● **What to work on**: Find the lines below that contain the word "第九届全国高等院校学生" and count them. Only the number should be given.

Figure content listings
*-*-*

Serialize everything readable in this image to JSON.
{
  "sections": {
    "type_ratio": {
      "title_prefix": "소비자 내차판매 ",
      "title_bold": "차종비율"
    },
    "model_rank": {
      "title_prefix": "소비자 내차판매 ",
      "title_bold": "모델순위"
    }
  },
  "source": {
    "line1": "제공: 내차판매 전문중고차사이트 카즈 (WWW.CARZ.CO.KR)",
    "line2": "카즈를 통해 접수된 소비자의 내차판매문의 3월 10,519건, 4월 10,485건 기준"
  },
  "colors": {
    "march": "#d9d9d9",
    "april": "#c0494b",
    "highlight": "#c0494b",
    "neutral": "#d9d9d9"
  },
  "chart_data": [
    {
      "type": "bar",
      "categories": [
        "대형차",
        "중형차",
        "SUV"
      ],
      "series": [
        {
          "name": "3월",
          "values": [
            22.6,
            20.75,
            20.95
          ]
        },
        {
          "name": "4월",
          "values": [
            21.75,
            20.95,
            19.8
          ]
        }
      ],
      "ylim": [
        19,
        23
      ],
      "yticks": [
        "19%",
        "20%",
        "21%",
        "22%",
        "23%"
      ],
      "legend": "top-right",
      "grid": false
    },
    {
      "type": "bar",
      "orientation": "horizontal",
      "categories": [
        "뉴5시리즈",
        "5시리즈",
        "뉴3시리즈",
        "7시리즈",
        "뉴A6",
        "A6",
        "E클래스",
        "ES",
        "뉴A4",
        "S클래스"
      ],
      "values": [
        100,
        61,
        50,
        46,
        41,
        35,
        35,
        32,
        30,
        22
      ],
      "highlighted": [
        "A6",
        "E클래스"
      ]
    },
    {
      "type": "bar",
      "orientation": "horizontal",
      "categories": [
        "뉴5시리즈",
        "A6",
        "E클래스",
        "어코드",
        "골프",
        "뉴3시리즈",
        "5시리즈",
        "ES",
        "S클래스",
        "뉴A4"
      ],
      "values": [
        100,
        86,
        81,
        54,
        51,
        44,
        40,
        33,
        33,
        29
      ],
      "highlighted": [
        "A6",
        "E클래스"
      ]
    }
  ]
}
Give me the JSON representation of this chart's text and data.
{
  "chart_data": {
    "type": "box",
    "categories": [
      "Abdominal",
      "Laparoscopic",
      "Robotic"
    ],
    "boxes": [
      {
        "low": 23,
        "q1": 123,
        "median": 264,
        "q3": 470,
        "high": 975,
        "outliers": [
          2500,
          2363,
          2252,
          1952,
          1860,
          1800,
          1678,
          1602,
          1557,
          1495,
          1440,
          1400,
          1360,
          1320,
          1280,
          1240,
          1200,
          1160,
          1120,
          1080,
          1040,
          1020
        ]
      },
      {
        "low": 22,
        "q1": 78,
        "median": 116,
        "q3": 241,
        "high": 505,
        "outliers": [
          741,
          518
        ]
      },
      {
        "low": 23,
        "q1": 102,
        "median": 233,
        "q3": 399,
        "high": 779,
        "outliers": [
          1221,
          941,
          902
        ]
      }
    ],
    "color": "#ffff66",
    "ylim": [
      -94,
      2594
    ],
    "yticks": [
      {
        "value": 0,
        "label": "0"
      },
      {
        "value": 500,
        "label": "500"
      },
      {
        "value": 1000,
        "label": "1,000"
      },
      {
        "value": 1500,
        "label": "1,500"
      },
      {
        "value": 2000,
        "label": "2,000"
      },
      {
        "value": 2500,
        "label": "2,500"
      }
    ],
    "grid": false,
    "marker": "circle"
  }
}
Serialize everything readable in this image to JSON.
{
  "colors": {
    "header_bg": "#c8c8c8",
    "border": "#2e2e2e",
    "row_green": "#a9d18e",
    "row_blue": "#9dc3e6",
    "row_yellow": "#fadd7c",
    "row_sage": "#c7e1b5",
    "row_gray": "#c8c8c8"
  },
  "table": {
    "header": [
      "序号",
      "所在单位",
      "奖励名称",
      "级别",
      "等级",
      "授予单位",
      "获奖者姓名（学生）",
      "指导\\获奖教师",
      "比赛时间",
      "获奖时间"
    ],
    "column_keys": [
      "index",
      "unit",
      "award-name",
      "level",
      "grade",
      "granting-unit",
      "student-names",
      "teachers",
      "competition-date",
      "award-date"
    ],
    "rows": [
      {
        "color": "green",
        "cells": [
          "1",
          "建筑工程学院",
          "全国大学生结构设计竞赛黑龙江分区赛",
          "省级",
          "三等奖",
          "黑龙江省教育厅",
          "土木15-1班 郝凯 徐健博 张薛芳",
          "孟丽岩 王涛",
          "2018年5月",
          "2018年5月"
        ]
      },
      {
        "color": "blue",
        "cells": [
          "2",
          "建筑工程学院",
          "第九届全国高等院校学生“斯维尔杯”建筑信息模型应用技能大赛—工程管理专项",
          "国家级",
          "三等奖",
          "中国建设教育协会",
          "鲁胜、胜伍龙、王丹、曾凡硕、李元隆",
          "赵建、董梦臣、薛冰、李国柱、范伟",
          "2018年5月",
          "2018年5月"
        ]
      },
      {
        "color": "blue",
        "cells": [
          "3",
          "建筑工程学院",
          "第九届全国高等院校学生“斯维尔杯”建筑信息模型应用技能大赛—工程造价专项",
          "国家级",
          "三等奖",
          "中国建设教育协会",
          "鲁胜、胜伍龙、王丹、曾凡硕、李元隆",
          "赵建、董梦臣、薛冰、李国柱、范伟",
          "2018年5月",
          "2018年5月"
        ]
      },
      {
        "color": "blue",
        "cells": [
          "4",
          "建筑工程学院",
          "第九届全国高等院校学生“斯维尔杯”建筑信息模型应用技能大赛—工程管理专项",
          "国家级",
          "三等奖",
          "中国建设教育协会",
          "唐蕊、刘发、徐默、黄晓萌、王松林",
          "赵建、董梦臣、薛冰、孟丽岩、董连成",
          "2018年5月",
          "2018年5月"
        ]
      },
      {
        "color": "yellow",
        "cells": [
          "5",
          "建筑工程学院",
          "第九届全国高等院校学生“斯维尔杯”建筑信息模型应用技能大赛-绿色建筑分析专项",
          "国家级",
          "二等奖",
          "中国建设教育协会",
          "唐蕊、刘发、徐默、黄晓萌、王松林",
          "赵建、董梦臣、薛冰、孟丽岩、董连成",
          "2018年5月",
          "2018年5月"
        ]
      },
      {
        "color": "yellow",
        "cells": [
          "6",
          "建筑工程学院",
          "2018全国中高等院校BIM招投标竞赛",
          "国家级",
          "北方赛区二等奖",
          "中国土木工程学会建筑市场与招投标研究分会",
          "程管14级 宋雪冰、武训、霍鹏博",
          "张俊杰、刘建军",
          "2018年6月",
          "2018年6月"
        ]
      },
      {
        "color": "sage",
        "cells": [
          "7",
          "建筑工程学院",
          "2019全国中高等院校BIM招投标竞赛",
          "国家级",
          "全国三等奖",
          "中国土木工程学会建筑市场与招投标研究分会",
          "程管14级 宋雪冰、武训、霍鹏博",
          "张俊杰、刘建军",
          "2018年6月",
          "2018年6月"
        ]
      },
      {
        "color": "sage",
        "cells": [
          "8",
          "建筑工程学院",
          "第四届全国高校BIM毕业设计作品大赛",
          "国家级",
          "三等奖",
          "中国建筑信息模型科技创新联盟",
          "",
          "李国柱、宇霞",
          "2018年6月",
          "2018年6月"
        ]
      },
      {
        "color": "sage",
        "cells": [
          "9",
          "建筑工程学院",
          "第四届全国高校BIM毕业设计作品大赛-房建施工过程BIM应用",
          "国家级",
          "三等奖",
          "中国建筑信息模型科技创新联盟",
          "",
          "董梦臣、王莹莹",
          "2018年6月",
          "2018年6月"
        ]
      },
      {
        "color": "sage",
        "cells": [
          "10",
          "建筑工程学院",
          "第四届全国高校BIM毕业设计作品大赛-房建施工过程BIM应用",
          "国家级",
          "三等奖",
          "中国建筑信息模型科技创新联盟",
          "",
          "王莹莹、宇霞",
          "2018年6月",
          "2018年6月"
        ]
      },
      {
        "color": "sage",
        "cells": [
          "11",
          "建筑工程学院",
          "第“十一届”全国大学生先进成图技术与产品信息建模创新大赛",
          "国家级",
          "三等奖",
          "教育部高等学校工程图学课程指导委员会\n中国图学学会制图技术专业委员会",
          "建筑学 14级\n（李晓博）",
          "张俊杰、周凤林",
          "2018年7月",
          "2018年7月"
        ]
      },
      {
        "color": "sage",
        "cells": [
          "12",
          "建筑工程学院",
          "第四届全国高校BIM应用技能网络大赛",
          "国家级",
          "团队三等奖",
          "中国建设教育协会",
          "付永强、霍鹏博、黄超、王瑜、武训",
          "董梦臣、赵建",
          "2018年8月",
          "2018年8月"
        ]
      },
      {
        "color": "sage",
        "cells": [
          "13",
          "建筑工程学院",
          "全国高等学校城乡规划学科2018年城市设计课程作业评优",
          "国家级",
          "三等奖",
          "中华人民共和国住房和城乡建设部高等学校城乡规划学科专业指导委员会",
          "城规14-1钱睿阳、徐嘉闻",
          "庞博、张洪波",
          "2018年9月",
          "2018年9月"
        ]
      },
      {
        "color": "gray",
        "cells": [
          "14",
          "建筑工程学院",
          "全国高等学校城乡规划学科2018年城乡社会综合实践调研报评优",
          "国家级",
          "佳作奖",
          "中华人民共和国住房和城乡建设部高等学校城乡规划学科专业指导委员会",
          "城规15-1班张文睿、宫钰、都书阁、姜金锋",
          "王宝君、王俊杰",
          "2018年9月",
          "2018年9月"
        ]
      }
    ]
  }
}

*-*-*

● **Result of this exercise**: 4